(Entries taken from a collection)
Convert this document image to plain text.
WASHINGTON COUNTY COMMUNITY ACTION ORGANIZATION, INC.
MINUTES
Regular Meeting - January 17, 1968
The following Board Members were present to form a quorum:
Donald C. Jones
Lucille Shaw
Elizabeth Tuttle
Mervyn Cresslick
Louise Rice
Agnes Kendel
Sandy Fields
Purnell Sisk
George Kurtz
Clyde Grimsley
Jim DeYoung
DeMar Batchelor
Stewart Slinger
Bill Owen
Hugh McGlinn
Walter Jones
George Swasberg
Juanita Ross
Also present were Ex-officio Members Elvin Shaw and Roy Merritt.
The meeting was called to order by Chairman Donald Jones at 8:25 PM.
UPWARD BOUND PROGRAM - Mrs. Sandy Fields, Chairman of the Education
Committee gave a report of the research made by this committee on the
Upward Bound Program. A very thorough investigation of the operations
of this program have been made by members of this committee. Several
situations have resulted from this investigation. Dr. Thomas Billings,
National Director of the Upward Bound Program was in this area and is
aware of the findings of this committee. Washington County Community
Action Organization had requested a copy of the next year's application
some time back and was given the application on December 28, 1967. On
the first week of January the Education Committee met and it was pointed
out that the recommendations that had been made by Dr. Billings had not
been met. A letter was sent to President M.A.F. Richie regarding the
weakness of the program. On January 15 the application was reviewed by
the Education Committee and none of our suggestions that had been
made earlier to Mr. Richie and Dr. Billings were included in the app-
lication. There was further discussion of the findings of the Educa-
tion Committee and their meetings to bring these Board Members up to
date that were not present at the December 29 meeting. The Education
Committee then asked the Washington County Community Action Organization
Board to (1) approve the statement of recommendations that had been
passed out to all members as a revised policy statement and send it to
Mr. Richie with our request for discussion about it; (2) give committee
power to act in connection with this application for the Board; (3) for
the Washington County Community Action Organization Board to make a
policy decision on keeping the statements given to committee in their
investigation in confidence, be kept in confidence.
--
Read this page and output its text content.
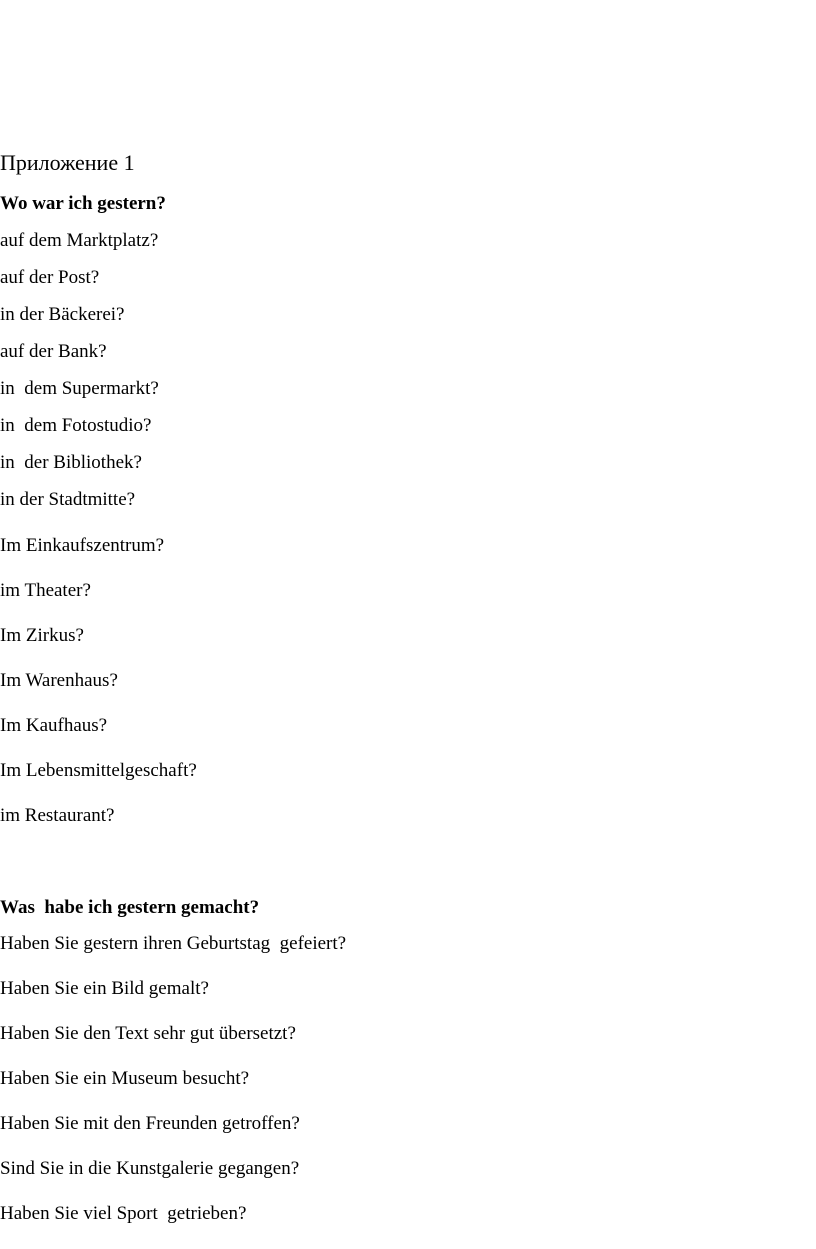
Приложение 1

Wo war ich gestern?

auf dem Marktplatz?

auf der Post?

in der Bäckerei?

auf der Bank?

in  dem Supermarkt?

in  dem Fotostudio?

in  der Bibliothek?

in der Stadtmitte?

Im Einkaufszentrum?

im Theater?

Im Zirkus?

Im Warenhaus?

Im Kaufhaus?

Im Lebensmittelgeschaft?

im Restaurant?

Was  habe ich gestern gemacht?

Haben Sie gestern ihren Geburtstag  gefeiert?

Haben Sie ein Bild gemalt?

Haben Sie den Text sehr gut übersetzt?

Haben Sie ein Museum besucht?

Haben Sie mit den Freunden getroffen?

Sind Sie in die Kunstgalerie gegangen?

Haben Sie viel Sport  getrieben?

**Description of the task**
Pull out every line above that holds the word "application".

**Correct answer**
Action Organization had requested a copy of the next year's application
some time back and was given the application on December 28, 1967. On
weakness of the program. On January 15 the application was reviewed by
power to act in connection with this application for the Board; (3) for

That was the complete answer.